Resuma em duas frases o texto sobre o adiamento da proteção para o cockpit na Fórmula 1.

> [Texto de origem]
==============================

Fórmula 1 adia planos de introduzir proteção para o cockpit dos carros
Federação Internacional de Automobilismo alegou que o curto prazo foi determinante para o adiamento da utilização do halo
Por Redação Auto News Brasil
A Fórmula 1 terá que aguardar mais uma temporada para adotar medidas de proteção para o cokpit dos carros. A Federação Internacional de Automobilismo (FIA), entidade que comanda a categoria, informou que desistiu de utilizar o halo (dispositivo que pode ser visto na imagem acima) em 2017, por causa do curto prazo de tempo de adaptação. "Seria prudente usar o restante desta temporada e o início do ano que vem para avaliar mais o completo potencial de todas as opções de segurança antes da oficilização final," declarou em comunicado.
O "grupo estratégico", composto pelo presidente e o CEO da FIA e os chefes das seis principais equipes da categoria, votaram na última quinta-feira (28) contra a implementação imediata das medidas de segurança.
No iníco do ano, o grupo estava diante de duas possíveis opções. A primeira, conhecida como o design halo (auréola, em tradução livre), começou como um projeto da Mercedes. A FIA assumiu o estudo neste ano e vem realizando ostensivos testes com o modelo, motivados pela morte do piloto da Fórmula Indy Justin Wilson, atingido na cabeça por um detrito. O halo seria uma barra de ferro em formato de Y acoplado sobre a cabeça do piloto. A segunda opção, desenvolvida pela Red Bull, chama-se aeroscreen. O time rubro-taurino investiu perto de R$ 900 mil no projeto, que consiste em um tipo de pára-brisas ultra resistente.

==============================

> [Dados para análise]
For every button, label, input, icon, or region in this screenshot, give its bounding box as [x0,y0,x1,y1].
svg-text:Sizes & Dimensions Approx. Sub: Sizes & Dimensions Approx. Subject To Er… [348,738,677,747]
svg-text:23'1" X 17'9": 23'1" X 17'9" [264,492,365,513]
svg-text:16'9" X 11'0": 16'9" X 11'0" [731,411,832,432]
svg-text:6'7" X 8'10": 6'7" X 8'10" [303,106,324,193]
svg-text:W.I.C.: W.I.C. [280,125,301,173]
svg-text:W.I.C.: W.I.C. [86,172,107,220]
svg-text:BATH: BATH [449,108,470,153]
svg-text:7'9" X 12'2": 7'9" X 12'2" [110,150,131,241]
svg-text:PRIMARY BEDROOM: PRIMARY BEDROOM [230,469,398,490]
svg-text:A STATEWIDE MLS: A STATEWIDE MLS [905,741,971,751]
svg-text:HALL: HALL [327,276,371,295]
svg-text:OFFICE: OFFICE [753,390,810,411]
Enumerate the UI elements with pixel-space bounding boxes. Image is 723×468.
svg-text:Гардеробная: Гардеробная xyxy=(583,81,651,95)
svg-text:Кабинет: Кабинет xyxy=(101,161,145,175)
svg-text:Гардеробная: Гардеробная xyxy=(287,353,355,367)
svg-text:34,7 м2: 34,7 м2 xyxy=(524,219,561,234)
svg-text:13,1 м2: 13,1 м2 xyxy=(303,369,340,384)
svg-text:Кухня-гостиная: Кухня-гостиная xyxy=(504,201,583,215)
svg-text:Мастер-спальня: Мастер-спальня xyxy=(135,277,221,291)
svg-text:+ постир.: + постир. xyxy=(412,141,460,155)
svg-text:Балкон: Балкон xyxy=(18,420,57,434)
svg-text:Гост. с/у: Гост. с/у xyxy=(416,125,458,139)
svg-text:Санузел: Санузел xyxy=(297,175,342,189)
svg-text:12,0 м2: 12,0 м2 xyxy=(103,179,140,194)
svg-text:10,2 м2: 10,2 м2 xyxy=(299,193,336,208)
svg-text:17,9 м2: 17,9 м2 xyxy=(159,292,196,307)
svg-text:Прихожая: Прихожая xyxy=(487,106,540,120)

==============================

> [Resposta]
A FIA, entidade que comanda a Fórmula 1, desistiu de usar o halo em 2017 por causa do curto prazo de adaptação, e o grupo estratégico da categoria votou contra a implementação imediata das medidas de segurança. As opções em estudo eram o halo, uma barra de ferro em formato de Y sobre a cabeça do piloto que começou como projeto da Mercedes, e o aeroscreen, um para-brisa ultrarresistente desenvolvido pela Red Bull.